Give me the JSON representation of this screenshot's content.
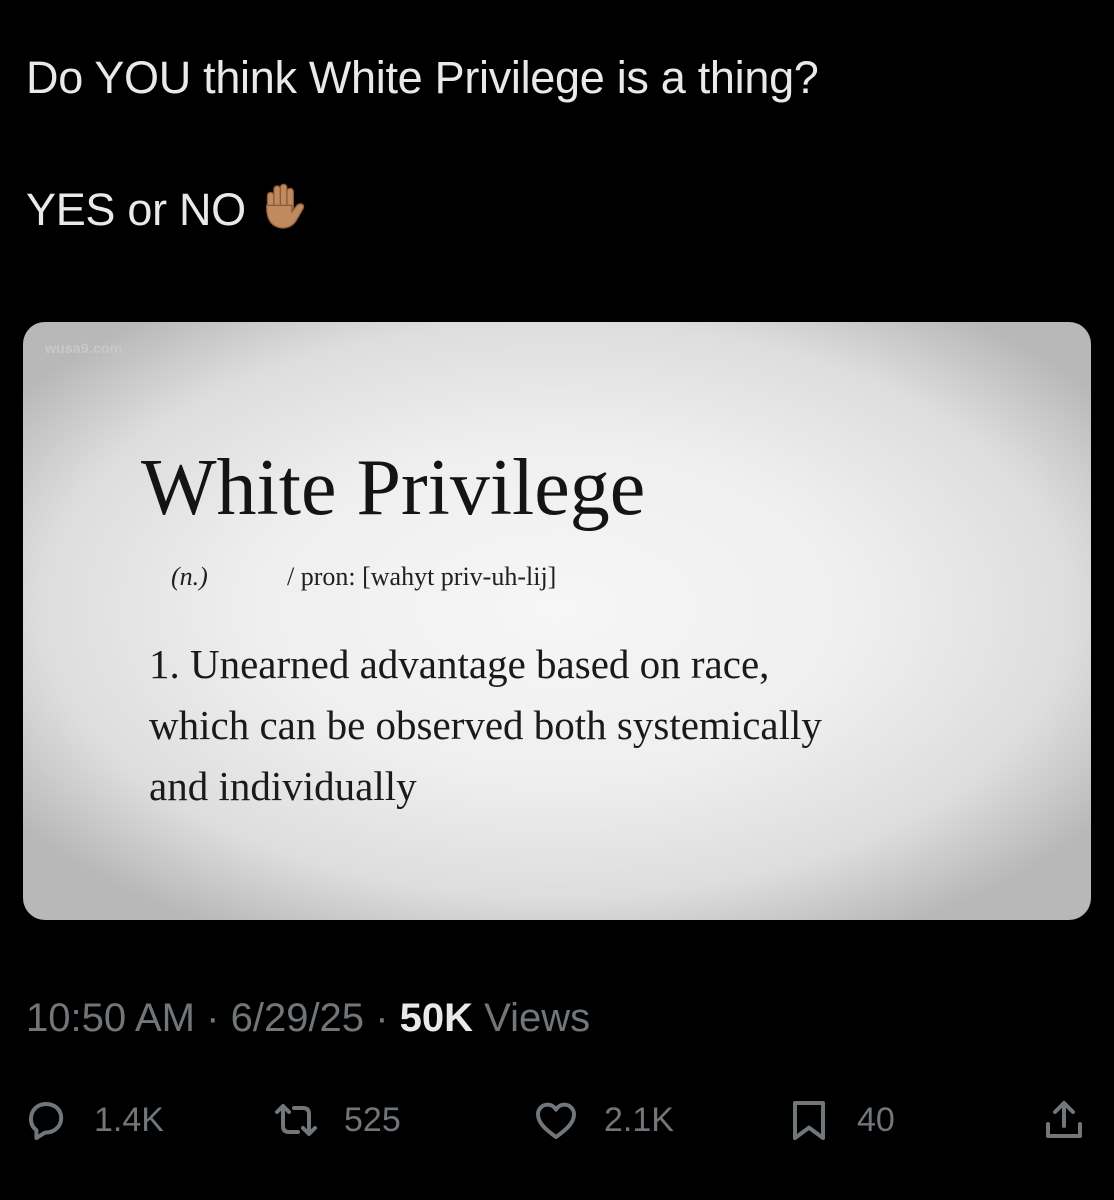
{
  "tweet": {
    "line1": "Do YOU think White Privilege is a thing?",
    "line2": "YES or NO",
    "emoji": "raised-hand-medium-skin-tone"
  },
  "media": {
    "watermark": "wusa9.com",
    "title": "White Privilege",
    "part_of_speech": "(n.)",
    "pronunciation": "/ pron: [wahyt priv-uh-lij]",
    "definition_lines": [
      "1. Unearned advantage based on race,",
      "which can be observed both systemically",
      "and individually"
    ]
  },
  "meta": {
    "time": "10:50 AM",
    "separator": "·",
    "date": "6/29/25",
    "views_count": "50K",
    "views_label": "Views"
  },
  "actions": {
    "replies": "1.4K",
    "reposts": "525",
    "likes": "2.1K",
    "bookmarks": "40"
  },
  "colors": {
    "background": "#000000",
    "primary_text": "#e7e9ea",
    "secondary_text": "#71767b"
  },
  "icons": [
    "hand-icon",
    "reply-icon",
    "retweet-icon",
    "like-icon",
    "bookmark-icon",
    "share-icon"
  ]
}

────────

DIRECTIONS: Your task is to reproduce all of the material exactly. The pictures stay out.

COMPLETED TASK:
Give me the JSON representation of this screenshot's content.
{
  "tweet": {
    "line1": "Do YOU think White Privilege is a thing?",
    "line2": "YES or NO",
    "emoji": "raised-hand-medium-skin-tone"
  },
  "media": {
    "watermark": "wusa9.com",
    "title": "White Privilege",
    "part_of_speech": "(n.)",
    "pronunciation": "/ pron: [wahyt priv-uh-lij]",
    "definition_lines": [
      "1. Unearned advantage based on race,",
      "which can be observed both systemically",
      "and individually"
    ]
  },
  "meta": {
    "time": "10:50 AM",
    "separator": "·",
    "date": "6/29/25",
    "views_count": "50K",
    "views_label": "Views"
  },
  "actions": {
    "replies": "1.4K",
    "reposts": "525",
    "likes": "2.1K",
    "bookmarks": "40"
  },
  "colors": {
    "background": "#000000",
    "primary_text": "#e7e9ea",
    "secondary_text": "#71767b"
  },
  "icons": [
    "hand-icon",
    "reply-icon",
    "retweet-icon",
    "like-icon",
    "bookmark-icon",
    "share-icon"
  ]
}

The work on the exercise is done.